**INSTRUCTIONS FOR THE TASK**
Filter the records below down to lines containing "this".

Figure data in JSON:
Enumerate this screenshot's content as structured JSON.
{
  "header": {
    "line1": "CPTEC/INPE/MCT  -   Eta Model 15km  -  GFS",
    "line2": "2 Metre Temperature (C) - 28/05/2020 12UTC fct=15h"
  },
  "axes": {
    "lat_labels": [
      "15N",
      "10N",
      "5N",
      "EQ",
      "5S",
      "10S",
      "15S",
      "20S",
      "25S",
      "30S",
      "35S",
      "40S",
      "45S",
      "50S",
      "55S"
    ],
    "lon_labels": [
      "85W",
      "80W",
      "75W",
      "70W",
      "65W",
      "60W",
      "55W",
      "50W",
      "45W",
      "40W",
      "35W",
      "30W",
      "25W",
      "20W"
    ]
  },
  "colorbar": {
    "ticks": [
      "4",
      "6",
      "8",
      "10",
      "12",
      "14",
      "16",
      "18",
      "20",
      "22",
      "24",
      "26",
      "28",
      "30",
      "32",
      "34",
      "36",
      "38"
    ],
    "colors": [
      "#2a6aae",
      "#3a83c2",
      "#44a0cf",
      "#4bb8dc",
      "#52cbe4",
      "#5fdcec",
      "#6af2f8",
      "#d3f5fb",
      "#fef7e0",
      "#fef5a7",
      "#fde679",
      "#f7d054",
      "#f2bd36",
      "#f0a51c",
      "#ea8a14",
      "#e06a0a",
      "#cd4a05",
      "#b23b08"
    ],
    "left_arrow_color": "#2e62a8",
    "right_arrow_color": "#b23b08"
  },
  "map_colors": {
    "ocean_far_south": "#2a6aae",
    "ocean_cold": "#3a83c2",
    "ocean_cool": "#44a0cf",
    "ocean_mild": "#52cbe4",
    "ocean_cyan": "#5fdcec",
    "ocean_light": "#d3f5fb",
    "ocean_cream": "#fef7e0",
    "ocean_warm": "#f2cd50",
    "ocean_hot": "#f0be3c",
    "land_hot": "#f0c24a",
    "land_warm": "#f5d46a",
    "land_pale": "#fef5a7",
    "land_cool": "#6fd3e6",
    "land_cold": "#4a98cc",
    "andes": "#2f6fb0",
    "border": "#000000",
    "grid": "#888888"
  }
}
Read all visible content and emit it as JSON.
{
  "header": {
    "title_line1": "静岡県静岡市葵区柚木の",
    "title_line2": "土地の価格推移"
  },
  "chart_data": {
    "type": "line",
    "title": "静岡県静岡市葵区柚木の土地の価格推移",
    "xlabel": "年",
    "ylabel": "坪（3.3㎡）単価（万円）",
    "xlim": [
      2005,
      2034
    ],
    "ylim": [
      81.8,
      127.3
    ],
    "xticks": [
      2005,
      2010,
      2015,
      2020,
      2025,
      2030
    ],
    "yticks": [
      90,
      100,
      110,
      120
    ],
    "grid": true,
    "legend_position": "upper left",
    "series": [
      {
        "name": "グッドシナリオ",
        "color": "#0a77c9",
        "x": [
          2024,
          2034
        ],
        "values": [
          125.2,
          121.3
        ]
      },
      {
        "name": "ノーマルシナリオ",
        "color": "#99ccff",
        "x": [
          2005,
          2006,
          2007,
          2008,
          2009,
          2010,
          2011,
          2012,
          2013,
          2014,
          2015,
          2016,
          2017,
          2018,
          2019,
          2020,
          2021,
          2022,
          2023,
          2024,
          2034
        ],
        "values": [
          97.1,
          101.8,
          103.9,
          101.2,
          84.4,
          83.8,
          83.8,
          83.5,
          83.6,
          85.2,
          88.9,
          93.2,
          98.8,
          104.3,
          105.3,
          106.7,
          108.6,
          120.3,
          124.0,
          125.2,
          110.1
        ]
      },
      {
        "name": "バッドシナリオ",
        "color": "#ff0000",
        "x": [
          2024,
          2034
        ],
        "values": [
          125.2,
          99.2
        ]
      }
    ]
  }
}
---
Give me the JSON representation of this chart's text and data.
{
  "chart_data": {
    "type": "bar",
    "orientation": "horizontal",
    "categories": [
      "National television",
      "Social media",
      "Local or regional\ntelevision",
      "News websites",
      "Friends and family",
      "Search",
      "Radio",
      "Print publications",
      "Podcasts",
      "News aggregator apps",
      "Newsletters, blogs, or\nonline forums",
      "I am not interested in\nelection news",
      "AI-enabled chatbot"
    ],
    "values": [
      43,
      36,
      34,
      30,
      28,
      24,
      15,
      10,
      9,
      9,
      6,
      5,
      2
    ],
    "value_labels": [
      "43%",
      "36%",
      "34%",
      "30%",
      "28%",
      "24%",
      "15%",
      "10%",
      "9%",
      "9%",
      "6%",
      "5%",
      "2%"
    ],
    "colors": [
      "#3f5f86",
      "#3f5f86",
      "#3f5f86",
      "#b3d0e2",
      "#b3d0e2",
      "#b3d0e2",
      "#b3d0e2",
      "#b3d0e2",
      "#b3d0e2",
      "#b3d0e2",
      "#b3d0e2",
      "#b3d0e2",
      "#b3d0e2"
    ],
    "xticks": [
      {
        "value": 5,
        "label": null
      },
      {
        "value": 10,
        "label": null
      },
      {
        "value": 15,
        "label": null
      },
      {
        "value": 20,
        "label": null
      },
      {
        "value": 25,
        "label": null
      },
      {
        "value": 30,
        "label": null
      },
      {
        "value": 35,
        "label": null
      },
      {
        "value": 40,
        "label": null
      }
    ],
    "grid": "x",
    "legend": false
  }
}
---
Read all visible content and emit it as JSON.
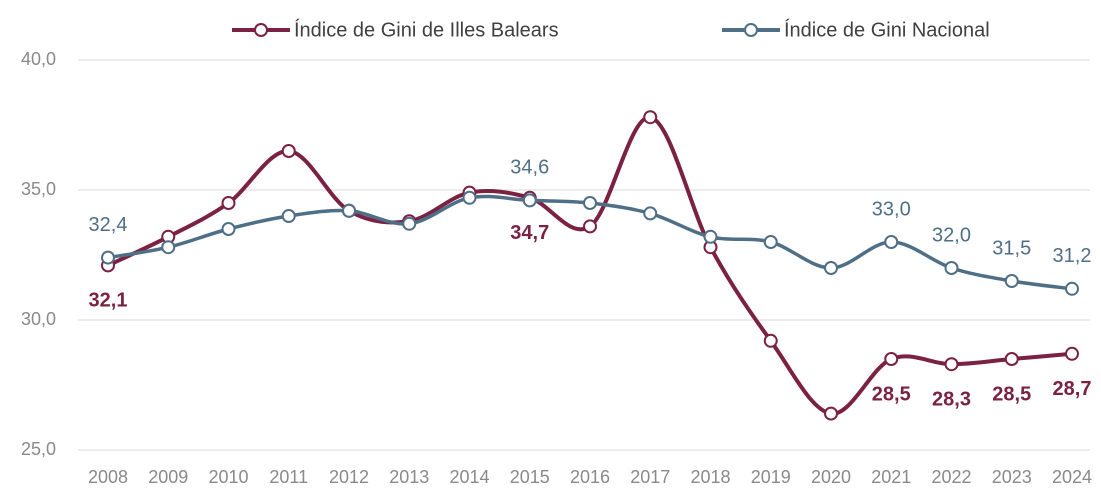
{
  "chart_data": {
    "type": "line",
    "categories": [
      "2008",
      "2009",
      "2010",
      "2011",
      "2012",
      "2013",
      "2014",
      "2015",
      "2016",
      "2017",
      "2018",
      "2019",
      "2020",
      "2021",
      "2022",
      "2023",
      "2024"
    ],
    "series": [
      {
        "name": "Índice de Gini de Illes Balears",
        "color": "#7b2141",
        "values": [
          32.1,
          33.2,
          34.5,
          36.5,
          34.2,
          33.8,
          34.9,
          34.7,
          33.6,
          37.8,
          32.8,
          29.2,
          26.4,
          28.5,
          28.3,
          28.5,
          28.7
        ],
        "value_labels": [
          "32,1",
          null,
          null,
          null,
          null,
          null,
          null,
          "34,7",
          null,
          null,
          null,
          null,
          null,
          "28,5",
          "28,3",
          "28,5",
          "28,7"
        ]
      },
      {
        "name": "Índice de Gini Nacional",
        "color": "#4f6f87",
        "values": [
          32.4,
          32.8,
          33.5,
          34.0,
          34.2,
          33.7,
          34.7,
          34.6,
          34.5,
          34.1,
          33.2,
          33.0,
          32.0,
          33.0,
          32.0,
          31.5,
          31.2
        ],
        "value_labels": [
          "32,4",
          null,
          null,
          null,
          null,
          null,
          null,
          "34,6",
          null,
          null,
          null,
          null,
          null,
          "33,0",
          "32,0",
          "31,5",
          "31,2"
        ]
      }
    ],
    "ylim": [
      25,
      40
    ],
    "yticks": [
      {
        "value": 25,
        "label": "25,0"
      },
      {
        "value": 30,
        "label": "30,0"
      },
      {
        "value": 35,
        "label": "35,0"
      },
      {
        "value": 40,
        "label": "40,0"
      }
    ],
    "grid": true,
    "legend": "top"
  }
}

**EXERCISE SOLUTION**
Enumerate this screenshot's content as structured JSON.
Give me the JSON representation of this chart's text and data.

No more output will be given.